------ Records for the exercise ------
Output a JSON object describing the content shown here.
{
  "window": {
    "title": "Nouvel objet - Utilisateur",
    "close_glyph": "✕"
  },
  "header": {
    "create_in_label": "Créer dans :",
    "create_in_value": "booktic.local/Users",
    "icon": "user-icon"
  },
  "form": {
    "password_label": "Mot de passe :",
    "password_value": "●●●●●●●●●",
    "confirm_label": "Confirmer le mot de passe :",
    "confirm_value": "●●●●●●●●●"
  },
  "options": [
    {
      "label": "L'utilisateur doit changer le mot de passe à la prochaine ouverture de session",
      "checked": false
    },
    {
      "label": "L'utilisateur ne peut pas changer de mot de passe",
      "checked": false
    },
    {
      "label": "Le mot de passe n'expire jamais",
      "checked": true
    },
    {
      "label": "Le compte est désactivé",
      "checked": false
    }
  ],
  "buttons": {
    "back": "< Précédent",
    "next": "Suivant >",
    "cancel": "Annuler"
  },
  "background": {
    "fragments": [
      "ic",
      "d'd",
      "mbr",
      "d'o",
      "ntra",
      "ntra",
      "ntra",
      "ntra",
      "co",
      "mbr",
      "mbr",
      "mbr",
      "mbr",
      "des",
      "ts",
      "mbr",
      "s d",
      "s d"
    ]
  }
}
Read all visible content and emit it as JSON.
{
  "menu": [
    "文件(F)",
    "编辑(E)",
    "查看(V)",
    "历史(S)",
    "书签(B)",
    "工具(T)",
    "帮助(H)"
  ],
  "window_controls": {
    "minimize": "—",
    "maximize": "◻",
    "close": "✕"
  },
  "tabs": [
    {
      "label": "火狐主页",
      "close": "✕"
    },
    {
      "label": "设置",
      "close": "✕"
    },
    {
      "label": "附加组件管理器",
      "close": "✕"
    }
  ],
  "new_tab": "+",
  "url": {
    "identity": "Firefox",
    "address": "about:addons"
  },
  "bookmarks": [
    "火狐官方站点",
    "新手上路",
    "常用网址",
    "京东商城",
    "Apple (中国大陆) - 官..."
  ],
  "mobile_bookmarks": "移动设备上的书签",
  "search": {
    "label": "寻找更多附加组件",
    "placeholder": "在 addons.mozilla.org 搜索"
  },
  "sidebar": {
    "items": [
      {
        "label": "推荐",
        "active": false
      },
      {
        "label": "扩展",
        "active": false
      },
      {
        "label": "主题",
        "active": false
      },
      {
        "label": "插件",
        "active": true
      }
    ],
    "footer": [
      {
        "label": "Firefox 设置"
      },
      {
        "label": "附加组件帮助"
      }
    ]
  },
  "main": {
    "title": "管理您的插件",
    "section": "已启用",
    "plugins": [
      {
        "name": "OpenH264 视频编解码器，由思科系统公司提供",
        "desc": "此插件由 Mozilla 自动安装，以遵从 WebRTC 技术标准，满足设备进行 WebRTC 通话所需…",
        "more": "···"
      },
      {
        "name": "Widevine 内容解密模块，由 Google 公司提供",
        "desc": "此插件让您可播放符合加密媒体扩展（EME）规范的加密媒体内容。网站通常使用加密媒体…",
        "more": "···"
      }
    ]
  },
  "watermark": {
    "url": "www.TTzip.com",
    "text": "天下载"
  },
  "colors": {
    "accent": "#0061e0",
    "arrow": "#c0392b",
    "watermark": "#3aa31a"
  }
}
------
**Brief**
Repeat each of the entries above precisely as given.

**Result of the task**
Output a JSON object describing the content shown here.
{
  "window": {
    "title": "Nouvel objet - Utilisateur",
    "close_glyph": "✕"
  },
  "header": {
    "create_in_label": "Créer dans :",
    "create_in_value": "booktic.local/Users",
    "icon": "user-icon"
  },
  "form": {
    "password_label": "Mot de passe :",
    "password_value": "●●●●●●●●●",
    "confirm_label": "Confirmer le mot de passe :",
    "confirm_value": "●●●●●●●●●"
  },
  "options": [
    {
      "label": "L'utilisateur doit changer le mot de passe à la prochaine ouverture de session",
      "checked": false
    },
    {
      "label": "L'utilisateur ne peut pas changer de mot de passe",
      "checked": false
    },
    {
      "label": "Le mot de passe n'expire jamais",
      "checked": true
    },
    {
      "label": "Le compte est désactivé",
      "checked": false
    }
  ],
  "buttons": {
    "back": "< Précédent",
    "next": "Suivant >",
    "cancel": "Annuler"
  },
  "background": {
    "fragments": [
      "ic",
      "d'd",
      "mbr",
      "d'o",
      "ntra",
      "ntra",
      "ntra",
      "ntra",
      "co",
      "mbr",
      "mbr",
      "mbr",
      "mbr",
      "des",
      "ts",
      "mbr",
      "s d",
      "s d"
    ]
  }
}
Read all visible content and emit it as JSON.
{
  "menu": [
    "文件(F)",
    "编辑(E)",
    "查看(V)",
    "历史(S)",
    "书签(B)",
    "工具(T)",
    "帮助(H)"
  ],
  "window_controls": {
    "minimize": "—",
    "maximize": "◻",
    "close": "✕"
  },
  "tabs": [
    {
      "label": "火狐主页",
      "close": "✕"
    },
    {
      "label": "设置",
      "close": "✕"
    },
    {
      "label": "附加组件管理器",
      "close": "✕"
    }
  ],
  "new_tab": "+",
  "url": {
    "identity": "Firefox",
    "address": "about:addons"
  },
  "bookmarks": [
    "火狐官方站点",
    "新手上路",
    "常用网址",
    "京东商城",
    "Apple (中国大陆) - 官..."
  ],
  "mobile_bookmarks": "移动设备上的书签",
  "search": {
    "label": "寻找更多附加组件",
    "placeholder": "在 addons.mozilla.org 搜索"
  },
  "sidebar": {
    "items": [
      {
        "label": "推荐",
        "active": false
      },
      {
        "label": "扩展",
        "active": false
      },
      {
        "label": "主题",
        "active": false
      },
      {
        "label": "插件",
        "active": true
      }
    ],
    "footer": [
      {
        "label": "Firefox 设置"
      },
      {
        "label": "附加组件帮助"
      }
    ]
  },
  "main": {
    "title": "管理您的插件",
    "section": "已启用",
    "plugins": [
      {
        "name": "OpenH264 视频编解码器，由思科系统公司提供",
        "desc": "此插件由 Mozilla 自动安装，以遵从 WebRTC 技术标准，满足设备进行 WebRTC 通话所需…",
        "more": "···"
      },
      {
        "name": "Widevine 内容解密模块，由 Google 公司提供",
        "desc": "此插件让您可播放符合加密媒体扩展（EME）规范的加密媒体内容。网站通常使用加密媒体…",
        "more": "···"
      }
    ]
  },
  "watermark": {
    "url": "www.TTzip.com",
    "text": "天下载"
  },
  "colors": {
    "accent": "#0061e0",
    "arrow": "#c0392b",
    "watermark": "#3aa31a"
  }
}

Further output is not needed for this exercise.